(Data drawn from a collection)
################

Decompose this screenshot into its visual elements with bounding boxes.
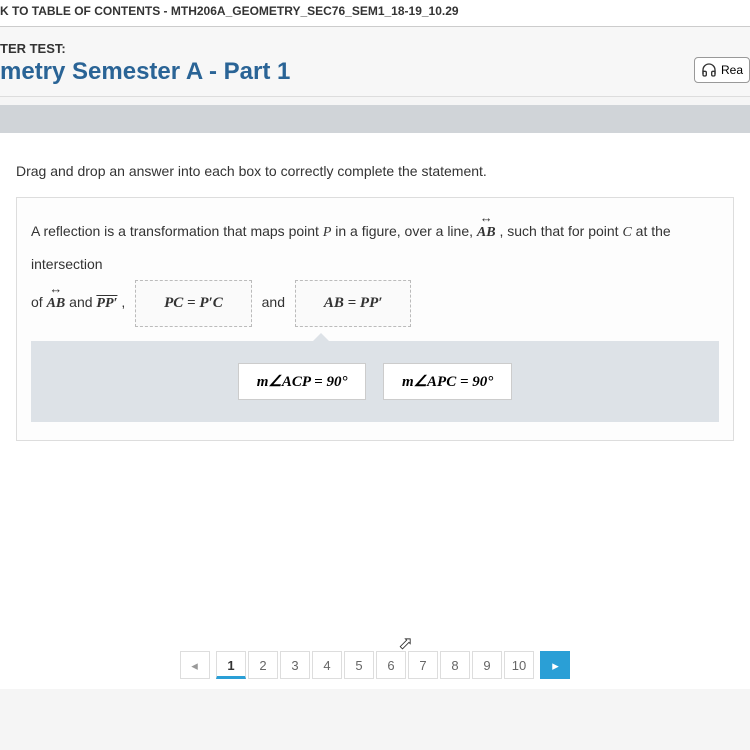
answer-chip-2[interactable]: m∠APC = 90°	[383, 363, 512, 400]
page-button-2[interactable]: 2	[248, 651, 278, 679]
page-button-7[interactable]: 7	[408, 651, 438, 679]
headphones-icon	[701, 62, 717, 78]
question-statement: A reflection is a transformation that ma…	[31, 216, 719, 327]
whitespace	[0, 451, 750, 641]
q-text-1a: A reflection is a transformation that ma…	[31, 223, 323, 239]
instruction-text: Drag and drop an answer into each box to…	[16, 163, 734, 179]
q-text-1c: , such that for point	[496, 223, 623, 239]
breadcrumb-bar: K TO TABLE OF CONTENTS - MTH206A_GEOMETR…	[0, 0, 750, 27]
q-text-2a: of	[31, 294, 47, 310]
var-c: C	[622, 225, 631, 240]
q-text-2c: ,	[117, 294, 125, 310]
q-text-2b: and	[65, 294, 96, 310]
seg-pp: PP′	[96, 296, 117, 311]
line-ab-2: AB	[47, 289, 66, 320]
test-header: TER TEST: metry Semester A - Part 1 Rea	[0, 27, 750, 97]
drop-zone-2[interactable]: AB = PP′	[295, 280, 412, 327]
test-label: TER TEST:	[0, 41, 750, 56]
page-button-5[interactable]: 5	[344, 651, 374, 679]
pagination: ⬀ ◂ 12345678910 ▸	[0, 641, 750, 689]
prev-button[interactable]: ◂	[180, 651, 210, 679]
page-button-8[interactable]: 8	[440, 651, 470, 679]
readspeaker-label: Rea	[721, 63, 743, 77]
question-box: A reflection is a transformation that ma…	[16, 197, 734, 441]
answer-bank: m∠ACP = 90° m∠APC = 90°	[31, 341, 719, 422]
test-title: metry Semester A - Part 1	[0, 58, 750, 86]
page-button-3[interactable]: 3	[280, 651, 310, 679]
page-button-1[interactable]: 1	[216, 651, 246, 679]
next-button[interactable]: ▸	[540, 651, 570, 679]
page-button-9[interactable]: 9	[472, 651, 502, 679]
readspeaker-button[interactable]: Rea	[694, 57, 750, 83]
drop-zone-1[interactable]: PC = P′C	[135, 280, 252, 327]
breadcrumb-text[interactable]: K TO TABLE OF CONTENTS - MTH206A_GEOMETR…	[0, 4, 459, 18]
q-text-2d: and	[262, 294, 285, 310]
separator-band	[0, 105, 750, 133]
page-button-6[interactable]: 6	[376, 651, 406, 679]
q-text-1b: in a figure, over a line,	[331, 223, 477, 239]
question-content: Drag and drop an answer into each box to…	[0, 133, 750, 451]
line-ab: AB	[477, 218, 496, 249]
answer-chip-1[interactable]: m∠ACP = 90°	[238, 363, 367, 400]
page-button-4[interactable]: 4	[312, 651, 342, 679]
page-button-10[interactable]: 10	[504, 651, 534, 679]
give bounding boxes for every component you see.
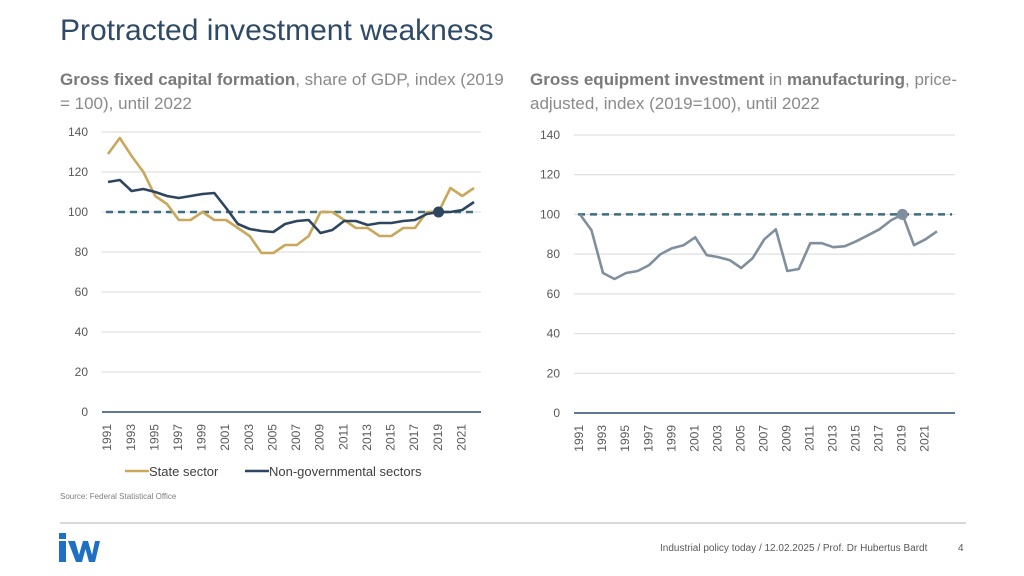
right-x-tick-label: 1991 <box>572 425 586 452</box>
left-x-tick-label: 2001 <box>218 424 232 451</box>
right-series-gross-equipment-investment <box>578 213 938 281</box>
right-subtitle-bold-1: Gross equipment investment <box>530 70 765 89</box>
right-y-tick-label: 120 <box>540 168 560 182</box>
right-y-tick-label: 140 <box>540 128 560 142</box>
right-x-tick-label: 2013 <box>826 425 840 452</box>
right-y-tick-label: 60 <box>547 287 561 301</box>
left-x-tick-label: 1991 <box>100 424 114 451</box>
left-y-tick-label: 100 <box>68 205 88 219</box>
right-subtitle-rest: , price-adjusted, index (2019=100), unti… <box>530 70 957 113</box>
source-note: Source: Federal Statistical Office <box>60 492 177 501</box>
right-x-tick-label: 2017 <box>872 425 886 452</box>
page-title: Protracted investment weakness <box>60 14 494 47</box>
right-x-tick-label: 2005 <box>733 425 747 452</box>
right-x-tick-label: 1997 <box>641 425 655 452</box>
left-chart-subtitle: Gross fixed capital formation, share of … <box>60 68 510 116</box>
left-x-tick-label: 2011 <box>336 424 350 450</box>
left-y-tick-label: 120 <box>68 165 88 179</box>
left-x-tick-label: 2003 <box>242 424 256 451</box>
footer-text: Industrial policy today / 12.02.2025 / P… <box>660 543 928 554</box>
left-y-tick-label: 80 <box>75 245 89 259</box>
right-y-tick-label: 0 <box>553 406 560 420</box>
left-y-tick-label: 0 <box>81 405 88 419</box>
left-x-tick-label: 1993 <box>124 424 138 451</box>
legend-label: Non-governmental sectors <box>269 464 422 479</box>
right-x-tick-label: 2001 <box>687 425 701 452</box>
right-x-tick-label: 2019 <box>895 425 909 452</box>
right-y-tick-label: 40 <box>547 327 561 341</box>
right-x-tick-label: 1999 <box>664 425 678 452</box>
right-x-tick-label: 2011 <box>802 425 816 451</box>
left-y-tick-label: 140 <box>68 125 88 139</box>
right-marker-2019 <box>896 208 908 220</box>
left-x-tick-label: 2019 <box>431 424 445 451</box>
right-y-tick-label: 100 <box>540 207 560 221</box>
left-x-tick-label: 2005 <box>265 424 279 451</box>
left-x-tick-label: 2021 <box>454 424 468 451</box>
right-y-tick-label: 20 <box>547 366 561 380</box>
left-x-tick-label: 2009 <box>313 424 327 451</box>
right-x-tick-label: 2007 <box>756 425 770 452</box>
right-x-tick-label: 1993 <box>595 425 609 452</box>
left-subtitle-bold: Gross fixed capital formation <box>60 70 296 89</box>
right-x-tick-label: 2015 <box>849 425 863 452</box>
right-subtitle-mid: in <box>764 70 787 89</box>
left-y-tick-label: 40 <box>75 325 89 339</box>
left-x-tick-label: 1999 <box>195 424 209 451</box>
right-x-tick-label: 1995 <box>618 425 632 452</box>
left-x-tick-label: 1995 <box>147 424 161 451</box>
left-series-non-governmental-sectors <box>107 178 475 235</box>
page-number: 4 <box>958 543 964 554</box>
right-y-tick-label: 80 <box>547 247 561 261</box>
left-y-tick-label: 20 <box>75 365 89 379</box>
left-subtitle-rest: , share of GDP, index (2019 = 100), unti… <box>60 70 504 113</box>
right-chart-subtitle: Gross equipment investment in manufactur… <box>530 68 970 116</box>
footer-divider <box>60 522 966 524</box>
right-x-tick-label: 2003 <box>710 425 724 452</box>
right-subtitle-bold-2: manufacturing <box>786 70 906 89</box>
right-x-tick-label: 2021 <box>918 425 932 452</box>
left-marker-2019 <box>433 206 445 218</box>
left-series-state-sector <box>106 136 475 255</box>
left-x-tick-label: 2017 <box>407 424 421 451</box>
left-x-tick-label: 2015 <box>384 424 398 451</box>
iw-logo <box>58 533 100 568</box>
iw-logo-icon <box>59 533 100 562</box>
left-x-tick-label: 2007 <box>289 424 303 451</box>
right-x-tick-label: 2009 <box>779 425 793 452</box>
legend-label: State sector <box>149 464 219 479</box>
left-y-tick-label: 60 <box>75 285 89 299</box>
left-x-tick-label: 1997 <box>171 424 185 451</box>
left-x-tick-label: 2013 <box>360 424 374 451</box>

################

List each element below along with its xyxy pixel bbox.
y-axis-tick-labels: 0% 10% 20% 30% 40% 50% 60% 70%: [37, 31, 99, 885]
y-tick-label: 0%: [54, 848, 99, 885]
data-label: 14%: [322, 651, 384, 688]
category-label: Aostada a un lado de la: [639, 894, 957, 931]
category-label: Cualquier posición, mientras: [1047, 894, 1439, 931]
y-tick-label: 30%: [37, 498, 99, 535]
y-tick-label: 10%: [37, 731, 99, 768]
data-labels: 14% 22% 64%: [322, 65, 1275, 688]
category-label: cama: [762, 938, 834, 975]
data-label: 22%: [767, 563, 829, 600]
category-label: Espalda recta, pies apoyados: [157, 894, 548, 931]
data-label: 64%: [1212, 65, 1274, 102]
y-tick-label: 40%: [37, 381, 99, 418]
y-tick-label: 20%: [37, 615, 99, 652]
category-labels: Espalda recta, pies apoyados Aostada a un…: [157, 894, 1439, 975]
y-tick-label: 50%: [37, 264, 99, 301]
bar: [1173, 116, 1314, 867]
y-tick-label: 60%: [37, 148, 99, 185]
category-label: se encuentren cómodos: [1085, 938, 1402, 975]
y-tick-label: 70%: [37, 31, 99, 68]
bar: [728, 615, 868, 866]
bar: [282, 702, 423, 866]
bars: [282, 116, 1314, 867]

################

Given task:
Output the data as a Markdown table with the columns Row and Line, starting at the line that contains "List each element" and ending at the line that contains "bars: [282, 116, 1314, 867]". Number each row and omit blank lines.

Exercise response:
| Row | Line |
|---|---|
| 1 | List each element below along with its xyxy pixel bbox. |
| 2 | y-axis-tick-labels: 0% 10% 20% 30% 40% 50% 60% 70%: [37, 31, 99, 885] |
| 3 | y-tick-label: 0%: [54, 848, 99, 885] |
| 4 | data-label: 14%: [322, 651, 384, 688] |
| 5 | category-label: Aostada a un lado de la: [639, 894, 957, 931] |
| 6 | category-label: Cualquier posición, mientras: [1047, 894, 1439, 931] |
| 7 | y-tick-label: 30%: [37, 498, 99, 535] |
| 8 | y-tick-label: 10%: [37, 731, 99, 768] |
| 9 | data-labels: 14% 22% 64%: [322, 65, 1275, 688] |
| 10 | category-label: cama: [762, 938, 834, 975] |
| 11 | data-label: 22%: [767, 563, 829, 600] |
| 12 | category-label: Espalda recta, pies apoyados: [157, 894, 548, 931] |
| 13 | data-label: 64%: [1212, 65, 1274, 102] |
| 14 | y-tick-label: 40%: [37, 381, 99, 418] |
| 15 | y-tick-label: 20%: [37, 615, 99, 652] |
| 16 | category-labels: Espalda recta, pies apoyados Aostada a un…: [157, 894, 1439, 975] |
| 17 | y-tick-label: 50%: [37, 264, 99, 301] |
| 18 | bar: [1173, 116, 1314, 867] |
| 19 | y-tick-label: 60%: [37, 148, 99, 185] |
| 20 | category-label: se encuentren cómodos: [1085, 938, 1402, 975] |
| 21 | y-tick-label: 70%: [37, 31, 99, 68] |
| 22 | bar: [728, 615, 868, 866] |
| 23 | bar: [282, 702, 423, 866] |
| 24 | bars: [282, 116, 1314, 867] |